_What you will do_. Report each line below that contains the string "axis", matching its case exactly.

_Extracted information_.
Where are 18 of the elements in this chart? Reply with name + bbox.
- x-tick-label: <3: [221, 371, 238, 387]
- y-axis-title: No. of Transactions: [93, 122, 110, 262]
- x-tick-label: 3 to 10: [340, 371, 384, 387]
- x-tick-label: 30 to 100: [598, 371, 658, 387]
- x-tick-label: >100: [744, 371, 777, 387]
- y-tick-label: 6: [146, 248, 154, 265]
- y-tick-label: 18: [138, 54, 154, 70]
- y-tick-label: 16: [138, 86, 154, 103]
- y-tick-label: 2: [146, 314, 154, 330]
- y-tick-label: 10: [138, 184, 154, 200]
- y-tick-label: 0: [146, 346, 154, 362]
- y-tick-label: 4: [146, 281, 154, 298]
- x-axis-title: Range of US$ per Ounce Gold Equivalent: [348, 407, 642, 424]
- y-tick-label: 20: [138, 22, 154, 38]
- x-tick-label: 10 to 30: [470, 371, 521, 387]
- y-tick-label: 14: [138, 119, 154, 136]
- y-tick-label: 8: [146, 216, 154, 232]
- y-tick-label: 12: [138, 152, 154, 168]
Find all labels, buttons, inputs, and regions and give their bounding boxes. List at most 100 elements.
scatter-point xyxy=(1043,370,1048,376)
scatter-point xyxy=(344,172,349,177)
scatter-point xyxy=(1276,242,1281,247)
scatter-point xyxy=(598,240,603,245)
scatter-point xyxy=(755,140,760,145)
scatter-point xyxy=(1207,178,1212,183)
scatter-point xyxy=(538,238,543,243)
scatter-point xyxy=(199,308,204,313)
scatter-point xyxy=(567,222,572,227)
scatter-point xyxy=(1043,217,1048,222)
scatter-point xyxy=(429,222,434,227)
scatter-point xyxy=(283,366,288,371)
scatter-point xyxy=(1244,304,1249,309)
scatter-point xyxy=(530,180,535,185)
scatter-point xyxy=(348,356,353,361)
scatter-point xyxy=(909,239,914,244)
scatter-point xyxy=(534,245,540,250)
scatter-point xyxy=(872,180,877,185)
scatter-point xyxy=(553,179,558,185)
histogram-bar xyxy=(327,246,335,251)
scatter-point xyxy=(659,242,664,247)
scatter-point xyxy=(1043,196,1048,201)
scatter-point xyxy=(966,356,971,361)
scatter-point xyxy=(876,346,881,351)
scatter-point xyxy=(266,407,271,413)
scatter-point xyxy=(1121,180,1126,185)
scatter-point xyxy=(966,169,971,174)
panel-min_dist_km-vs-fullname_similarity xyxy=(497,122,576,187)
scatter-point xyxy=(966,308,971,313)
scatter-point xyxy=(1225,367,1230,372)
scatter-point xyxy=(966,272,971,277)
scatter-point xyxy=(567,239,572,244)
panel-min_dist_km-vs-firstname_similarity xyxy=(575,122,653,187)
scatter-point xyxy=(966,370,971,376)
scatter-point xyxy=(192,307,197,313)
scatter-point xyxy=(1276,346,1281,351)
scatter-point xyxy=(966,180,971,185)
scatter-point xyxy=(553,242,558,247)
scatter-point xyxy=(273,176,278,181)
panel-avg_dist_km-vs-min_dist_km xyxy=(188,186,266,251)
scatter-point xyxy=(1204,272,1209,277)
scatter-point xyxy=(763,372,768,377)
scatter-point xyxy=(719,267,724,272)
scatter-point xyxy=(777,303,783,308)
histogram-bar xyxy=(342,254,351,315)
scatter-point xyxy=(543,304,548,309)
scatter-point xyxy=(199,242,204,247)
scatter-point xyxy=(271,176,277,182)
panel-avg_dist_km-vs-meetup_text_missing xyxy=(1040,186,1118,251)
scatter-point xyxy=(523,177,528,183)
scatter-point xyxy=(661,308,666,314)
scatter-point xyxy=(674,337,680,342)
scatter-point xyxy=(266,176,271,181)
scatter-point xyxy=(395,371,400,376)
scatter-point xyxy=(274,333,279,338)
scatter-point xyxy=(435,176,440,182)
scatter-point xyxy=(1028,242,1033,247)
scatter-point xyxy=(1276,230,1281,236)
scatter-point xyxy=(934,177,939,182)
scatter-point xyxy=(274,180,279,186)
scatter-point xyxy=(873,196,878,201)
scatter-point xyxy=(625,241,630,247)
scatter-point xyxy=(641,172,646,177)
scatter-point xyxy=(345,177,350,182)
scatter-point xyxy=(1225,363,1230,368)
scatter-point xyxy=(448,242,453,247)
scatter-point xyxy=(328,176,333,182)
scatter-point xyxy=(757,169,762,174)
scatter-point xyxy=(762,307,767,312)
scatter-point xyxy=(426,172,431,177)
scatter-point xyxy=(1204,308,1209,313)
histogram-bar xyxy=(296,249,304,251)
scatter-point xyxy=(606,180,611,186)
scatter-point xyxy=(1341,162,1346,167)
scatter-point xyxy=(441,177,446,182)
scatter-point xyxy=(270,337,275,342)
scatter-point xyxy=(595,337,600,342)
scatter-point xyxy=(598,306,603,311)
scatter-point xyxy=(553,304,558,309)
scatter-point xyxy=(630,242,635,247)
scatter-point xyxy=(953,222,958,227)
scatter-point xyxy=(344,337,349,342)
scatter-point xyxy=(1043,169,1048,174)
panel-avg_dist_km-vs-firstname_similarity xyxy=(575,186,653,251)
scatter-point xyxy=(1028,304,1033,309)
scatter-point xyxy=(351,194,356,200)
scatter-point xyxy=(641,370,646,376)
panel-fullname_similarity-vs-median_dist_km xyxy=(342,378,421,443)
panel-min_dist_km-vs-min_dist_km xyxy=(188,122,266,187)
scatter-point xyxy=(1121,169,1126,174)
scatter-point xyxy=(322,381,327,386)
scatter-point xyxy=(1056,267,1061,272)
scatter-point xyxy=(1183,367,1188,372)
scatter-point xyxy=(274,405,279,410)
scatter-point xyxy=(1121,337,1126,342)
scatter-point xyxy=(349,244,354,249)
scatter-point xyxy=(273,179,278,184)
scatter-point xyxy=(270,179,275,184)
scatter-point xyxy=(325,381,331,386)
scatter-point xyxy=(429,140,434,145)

_Answer below_.
- y-axis-title: No. of Transactions: [93, 122, 110, 262]
- x-axis-title: Range of US$ per Ounce Gold Equivalent: [348, 407, 642, 424]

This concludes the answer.